■ **WORK INSTRUCTIONS**
Records follow. Select each line holding "time".

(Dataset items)

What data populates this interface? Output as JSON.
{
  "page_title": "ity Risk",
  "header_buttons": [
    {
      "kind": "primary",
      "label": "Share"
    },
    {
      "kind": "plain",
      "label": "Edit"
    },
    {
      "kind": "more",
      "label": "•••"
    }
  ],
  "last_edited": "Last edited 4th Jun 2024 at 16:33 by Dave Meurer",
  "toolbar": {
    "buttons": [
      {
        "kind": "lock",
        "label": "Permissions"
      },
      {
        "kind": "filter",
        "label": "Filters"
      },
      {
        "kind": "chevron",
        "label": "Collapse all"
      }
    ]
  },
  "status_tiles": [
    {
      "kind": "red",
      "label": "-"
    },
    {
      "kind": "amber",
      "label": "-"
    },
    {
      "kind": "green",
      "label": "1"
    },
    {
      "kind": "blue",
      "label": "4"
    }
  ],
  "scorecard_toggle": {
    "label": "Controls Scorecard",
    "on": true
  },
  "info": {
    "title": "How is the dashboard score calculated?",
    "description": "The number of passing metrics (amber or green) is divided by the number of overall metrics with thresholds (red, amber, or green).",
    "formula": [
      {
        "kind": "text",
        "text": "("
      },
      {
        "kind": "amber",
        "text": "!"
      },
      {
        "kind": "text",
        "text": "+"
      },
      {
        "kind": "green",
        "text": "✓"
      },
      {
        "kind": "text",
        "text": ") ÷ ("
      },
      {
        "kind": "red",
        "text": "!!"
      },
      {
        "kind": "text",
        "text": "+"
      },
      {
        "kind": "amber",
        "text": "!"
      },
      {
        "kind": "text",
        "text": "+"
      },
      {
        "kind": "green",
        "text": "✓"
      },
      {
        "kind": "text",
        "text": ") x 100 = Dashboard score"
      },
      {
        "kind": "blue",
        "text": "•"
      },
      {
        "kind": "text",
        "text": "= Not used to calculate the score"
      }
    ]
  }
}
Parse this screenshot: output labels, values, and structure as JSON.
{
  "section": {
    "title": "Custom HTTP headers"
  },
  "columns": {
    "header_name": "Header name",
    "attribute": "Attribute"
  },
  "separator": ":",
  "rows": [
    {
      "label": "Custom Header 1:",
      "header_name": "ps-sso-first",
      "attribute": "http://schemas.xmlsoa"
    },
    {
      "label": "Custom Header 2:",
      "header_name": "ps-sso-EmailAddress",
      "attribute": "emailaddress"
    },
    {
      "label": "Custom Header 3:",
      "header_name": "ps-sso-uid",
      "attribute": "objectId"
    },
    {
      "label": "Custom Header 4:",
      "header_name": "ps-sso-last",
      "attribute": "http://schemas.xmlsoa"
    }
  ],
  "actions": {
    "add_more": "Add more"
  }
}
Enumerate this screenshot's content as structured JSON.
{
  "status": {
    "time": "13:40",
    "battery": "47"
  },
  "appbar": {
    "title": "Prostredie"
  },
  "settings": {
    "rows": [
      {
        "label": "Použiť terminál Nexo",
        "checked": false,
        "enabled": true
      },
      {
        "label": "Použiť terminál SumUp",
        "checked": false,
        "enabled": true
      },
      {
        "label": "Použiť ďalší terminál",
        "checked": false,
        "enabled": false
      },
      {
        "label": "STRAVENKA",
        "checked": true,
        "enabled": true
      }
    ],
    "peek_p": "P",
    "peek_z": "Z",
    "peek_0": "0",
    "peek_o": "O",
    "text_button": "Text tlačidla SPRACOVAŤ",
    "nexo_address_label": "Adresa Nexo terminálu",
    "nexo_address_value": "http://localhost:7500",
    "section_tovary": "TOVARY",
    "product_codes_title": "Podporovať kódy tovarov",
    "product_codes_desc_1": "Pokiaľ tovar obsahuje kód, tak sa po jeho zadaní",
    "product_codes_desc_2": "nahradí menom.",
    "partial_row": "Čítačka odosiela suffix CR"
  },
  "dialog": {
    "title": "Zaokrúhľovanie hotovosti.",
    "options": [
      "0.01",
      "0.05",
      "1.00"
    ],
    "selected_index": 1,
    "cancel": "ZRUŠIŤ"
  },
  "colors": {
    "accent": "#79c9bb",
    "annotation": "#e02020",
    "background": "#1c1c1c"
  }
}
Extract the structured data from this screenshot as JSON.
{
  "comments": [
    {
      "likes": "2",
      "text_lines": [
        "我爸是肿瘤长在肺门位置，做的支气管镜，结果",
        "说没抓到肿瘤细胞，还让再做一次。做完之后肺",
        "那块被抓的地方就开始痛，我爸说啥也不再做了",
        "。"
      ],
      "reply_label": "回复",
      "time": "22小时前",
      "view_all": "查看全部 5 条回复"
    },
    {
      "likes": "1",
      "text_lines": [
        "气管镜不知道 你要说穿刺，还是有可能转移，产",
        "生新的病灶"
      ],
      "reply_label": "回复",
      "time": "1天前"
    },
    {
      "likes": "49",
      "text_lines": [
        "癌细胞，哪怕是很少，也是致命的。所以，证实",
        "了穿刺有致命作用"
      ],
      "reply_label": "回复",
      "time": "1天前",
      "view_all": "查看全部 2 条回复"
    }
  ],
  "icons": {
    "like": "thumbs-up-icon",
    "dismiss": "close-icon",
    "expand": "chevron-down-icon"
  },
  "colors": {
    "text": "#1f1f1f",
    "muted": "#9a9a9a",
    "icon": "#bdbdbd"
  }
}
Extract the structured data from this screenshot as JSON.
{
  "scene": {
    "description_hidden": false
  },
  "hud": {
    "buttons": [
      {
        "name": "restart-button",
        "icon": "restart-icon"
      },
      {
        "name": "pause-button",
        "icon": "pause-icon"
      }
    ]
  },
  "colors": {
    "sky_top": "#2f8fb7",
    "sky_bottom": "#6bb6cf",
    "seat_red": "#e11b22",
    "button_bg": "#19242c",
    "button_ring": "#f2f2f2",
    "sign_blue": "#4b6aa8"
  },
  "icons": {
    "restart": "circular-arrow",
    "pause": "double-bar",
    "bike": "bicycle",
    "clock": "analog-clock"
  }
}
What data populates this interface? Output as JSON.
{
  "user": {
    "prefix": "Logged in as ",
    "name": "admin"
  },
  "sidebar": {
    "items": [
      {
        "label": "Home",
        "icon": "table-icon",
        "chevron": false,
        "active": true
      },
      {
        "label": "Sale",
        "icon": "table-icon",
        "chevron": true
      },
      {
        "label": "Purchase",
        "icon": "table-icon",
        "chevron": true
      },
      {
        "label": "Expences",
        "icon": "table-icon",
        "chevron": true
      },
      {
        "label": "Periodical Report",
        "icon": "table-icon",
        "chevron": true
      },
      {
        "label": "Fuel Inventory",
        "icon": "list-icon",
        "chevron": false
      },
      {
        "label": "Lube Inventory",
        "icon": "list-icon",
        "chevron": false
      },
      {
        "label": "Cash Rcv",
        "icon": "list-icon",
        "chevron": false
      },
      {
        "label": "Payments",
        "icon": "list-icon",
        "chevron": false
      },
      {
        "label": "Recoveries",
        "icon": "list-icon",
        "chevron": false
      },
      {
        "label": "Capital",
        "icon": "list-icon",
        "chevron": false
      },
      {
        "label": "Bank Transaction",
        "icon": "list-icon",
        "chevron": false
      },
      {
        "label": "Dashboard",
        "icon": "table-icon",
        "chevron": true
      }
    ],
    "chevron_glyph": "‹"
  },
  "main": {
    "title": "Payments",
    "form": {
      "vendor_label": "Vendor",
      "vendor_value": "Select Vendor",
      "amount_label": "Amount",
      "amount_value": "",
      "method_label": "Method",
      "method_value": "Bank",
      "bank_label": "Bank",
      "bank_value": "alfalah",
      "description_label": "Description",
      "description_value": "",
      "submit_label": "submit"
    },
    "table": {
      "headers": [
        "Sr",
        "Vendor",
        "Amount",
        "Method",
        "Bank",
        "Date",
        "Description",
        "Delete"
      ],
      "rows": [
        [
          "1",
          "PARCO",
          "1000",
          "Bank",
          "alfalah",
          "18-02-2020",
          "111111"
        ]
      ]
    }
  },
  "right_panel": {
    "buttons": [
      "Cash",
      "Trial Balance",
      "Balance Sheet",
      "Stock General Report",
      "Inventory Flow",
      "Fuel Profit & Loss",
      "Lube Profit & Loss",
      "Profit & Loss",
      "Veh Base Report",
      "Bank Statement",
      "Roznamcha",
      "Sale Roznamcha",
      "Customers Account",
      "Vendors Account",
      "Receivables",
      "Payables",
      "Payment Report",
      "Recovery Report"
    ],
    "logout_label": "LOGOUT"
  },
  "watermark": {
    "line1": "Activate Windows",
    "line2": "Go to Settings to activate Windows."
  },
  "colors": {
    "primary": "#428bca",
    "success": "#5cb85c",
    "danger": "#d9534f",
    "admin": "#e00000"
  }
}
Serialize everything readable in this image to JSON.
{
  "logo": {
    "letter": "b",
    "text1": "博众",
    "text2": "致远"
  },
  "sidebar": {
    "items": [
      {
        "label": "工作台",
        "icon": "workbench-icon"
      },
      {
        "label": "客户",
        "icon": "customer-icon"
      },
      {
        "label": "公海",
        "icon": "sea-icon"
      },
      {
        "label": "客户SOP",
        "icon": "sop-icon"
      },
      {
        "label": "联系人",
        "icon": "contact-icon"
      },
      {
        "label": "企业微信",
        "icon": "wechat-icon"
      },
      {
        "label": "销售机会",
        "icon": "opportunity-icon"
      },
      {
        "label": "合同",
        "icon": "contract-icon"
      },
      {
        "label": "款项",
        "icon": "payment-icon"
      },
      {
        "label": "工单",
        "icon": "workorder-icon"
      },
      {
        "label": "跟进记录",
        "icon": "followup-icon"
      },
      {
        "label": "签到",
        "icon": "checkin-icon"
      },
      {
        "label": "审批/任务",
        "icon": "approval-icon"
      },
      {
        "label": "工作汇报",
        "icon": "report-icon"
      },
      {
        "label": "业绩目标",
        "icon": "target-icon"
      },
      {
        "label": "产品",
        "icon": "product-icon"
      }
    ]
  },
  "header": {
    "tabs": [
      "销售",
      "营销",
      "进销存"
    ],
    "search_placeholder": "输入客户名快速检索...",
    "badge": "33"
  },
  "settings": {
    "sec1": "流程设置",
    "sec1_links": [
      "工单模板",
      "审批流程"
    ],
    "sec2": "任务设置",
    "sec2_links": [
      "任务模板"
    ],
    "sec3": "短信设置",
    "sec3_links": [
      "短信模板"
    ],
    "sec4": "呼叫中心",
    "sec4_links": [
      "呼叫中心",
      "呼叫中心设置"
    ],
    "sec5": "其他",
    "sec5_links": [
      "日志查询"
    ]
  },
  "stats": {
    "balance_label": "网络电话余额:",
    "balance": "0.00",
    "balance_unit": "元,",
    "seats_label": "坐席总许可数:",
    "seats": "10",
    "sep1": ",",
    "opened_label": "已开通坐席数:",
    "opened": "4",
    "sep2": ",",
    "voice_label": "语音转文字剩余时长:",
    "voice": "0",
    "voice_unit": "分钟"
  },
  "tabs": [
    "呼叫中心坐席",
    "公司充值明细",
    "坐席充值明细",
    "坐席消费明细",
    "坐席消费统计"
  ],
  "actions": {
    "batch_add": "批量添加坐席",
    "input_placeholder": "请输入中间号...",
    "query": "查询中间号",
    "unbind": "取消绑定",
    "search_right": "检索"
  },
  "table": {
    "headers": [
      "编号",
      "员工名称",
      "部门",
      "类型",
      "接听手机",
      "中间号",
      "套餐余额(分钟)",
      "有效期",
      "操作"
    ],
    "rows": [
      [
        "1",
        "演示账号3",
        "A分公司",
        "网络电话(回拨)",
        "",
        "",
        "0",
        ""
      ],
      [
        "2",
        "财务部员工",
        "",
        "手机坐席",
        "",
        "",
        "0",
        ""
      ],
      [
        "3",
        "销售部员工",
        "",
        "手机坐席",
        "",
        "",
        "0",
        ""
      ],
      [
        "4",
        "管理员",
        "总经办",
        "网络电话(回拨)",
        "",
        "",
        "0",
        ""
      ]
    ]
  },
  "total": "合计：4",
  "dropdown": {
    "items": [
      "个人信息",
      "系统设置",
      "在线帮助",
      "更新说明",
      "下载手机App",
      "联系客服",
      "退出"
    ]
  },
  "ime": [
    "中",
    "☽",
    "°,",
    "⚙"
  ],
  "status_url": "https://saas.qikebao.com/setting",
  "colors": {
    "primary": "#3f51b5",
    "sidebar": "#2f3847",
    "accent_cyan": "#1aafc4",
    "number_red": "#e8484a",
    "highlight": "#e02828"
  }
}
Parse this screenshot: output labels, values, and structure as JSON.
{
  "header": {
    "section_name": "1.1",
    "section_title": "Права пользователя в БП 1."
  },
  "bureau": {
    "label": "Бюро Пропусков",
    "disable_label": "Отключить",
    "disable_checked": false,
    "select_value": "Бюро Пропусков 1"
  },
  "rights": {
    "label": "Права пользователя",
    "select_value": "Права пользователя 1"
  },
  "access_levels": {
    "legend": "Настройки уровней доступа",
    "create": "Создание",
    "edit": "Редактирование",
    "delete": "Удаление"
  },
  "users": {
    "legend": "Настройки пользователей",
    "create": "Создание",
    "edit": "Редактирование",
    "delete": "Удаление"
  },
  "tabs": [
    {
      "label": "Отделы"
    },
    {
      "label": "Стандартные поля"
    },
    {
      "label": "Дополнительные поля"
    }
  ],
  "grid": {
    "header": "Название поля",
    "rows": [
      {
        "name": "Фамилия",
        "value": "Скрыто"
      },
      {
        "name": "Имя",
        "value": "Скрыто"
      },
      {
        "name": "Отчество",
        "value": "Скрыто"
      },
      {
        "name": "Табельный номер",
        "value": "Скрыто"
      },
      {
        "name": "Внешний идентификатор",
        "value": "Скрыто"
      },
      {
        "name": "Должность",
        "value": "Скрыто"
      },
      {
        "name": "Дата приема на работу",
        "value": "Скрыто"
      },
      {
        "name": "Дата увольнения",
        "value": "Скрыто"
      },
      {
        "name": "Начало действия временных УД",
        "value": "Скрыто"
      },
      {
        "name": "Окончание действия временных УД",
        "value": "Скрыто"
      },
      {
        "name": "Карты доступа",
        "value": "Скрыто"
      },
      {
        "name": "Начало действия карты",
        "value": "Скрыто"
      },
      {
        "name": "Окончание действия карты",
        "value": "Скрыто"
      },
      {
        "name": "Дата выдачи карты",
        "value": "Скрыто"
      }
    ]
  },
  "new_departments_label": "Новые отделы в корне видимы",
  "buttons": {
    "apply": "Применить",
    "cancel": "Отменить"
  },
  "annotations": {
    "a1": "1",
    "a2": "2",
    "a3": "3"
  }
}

■ **SOLUTION FOR THIS TASK**
    "time": "13:40",
      "time": "22小时前",
      "time": "1天前"
      "time": "1天前",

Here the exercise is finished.